(Layout records)
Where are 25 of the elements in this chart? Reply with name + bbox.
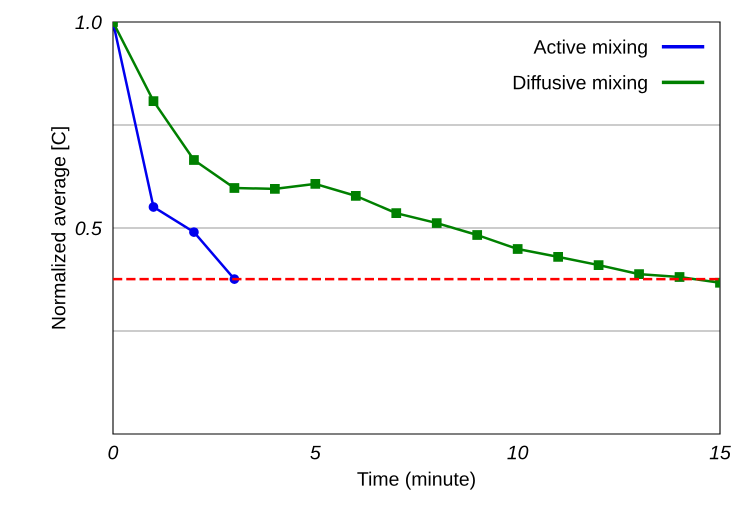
point [391, 208, 402, 218]
x-tick-label: 0 [108, 446, 118, 460]
point [230, 183, 240, 193]
point [270, 184, 280, 194]
point [432, 218, 442, 228]
y-tick-label: 1.0 [75, 15, 102, 30]
point [189, 227, 199, 237]
point [148, 96, 158, 106]
point [594, 260, 604, 270]
x-tick-label: 15 [710, 446, 731, 460]
point [310, 179, 320, 189]
point [512, 244, 523, 254]
point [350, 191, 361, 201]
x-axis-title: Time (minute) [357, 472, 475, 490]
point [634, 269, 644, 280]
legend-label: Active mixing [534, 40, 647, 58]
point [472, 230, 482, 240]
x-tick-label: 5 [310, 446, 321, 460]
point [553, 252, 563, 262]
y-tick-label: 0.5 [76, 221, 102, 236]
y-axis-title: Normalized average [C] [51, 127, 70, 329]
point [189, 155, 199, 165]
legend-label: Diffusive mixing [514, 75, 647, 94]
point [148, 202, 158, 212]
x-tick-label: 10 [507, 446, 528, 460]
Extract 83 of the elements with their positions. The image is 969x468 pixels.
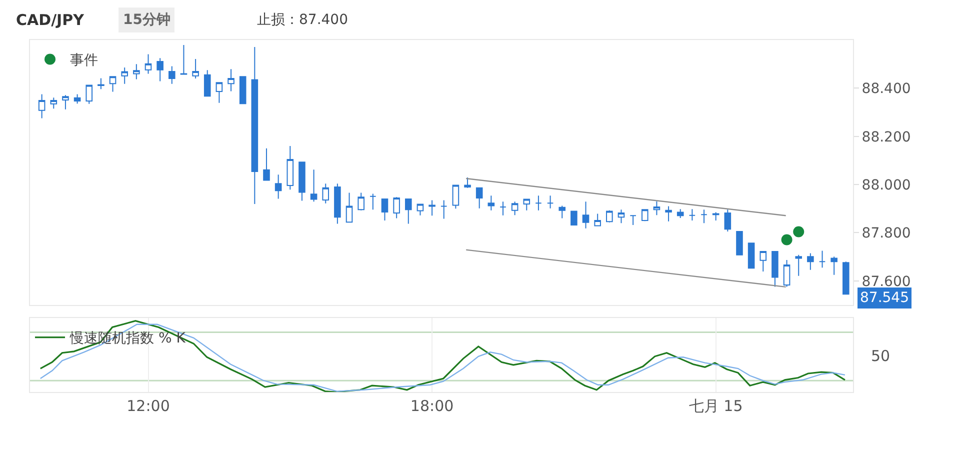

* DESCRIPTION OF THE TASK *
Rewrite the rows above with every "elements" changed to "components" and nothing else altered. Omit the pictures from your version.

* SOLUTION *
Where are 25 of the components in this chart? Reply with name + bbox.
point [391, 208, 402, 218]
x-tick-label: 0 [108, 446, 118, 460]
point [230, 183, 240, 193]
point [270, 184, 280, 194]
point [432, 218, 442, 228]
y-tick-label: 1.0 [75, 15, 102, 30]
point [189, 227, 199, 237]
point [148, 96, 158, 106]
point [594, 260, 604, 270]
x-tick-label: 15 [710, 446, 731, 460]
point [310, 179, 320, 189]
point [512, 244, 523, 254]
point [350, 191, 361, 201]
x-axis-title: Time (minute) [357, 472, 475, 490]
point [634, 269, 644, 280]
legend-label: Active mixing [534, 40, 647, 58]
point [472, 230, 482, 240]
x-tick-label: 5 [310, 446, 321, 460]
point [553, 252, 563, 262]
y-tick-label: 0.5 [76, 221, 102, 236]
y-axis-title: Normalized average [C] [51, 127, 70, 329]
point [189, 155, 199, 165]
legend-label: Diffusive mixing [514, 75, 647, 94]
point [148, 202, 158, 212]
x-tick-label: 10 [507, 446, 528, 460]
Extract 83 of the components with their positions. The image is 969x468 pixels.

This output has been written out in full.